Aim of the exercise
From the listing below, pull out all lines with "free" in them.

Supplied records
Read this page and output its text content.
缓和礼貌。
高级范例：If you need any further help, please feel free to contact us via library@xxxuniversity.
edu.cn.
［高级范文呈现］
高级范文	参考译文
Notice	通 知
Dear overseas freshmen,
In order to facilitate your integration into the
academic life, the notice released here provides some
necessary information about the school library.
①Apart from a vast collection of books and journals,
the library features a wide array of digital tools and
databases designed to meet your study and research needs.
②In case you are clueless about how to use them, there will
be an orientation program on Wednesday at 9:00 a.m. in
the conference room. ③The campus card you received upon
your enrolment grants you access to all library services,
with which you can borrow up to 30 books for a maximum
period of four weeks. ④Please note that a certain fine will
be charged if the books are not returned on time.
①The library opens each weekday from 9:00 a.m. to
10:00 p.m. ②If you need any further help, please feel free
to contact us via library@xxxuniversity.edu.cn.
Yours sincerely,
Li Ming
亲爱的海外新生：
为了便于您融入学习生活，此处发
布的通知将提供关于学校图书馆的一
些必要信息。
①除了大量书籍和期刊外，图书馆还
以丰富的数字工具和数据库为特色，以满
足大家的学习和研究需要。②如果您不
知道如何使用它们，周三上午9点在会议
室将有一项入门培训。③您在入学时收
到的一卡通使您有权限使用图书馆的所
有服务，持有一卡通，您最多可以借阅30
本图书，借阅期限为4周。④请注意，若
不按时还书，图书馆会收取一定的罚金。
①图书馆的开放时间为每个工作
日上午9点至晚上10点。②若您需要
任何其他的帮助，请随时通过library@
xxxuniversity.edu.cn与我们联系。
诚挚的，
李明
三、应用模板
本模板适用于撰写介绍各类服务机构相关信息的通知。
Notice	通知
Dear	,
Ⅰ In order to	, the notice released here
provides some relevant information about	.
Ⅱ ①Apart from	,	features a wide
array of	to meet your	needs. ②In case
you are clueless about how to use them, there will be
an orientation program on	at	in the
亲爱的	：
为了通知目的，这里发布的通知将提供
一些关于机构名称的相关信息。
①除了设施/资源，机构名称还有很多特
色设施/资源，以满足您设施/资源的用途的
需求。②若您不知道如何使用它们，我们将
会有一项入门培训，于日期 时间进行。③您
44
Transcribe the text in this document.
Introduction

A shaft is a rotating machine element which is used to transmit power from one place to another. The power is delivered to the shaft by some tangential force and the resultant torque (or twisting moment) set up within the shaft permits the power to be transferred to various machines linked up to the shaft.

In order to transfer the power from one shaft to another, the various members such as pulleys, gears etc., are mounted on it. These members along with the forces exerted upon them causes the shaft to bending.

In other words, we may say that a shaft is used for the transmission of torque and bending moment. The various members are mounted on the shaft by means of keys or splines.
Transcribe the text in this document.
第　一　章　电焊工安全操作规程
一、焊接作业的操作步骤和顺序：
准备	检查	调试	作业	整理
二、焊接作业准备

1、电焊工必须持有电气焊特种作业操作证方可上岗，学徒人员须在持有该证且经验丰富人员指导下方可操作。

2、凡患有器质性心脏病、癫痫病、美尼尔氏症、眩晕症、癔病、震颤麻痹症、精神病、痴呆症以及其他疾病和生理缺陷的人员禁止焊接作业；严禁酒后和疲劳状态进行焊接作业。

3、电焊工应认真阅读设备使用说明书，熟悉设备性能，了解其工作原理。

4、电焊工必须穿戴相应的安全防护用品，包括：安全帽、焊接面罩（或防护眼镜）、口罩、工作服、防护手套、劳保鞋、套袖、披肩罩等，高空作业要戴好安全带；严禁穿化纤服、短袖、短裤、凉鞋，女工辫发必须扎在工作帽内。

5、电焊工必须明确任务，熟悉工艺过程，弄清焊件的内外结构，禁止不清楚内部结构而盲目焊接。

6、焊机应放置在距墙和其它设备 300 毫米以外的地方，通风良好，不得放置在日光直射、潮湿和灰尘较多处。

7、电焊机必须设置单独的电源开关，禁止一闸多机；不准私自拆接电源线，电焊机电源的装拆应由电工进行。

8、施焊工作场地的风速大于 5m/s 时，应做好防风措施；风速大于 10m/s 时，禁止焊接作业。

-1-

Exercise response
高级范例：If you need any further help, please feel free to contact us via library@xxxuniversity.
10:00 p.m. ②If you need any further help, please feel free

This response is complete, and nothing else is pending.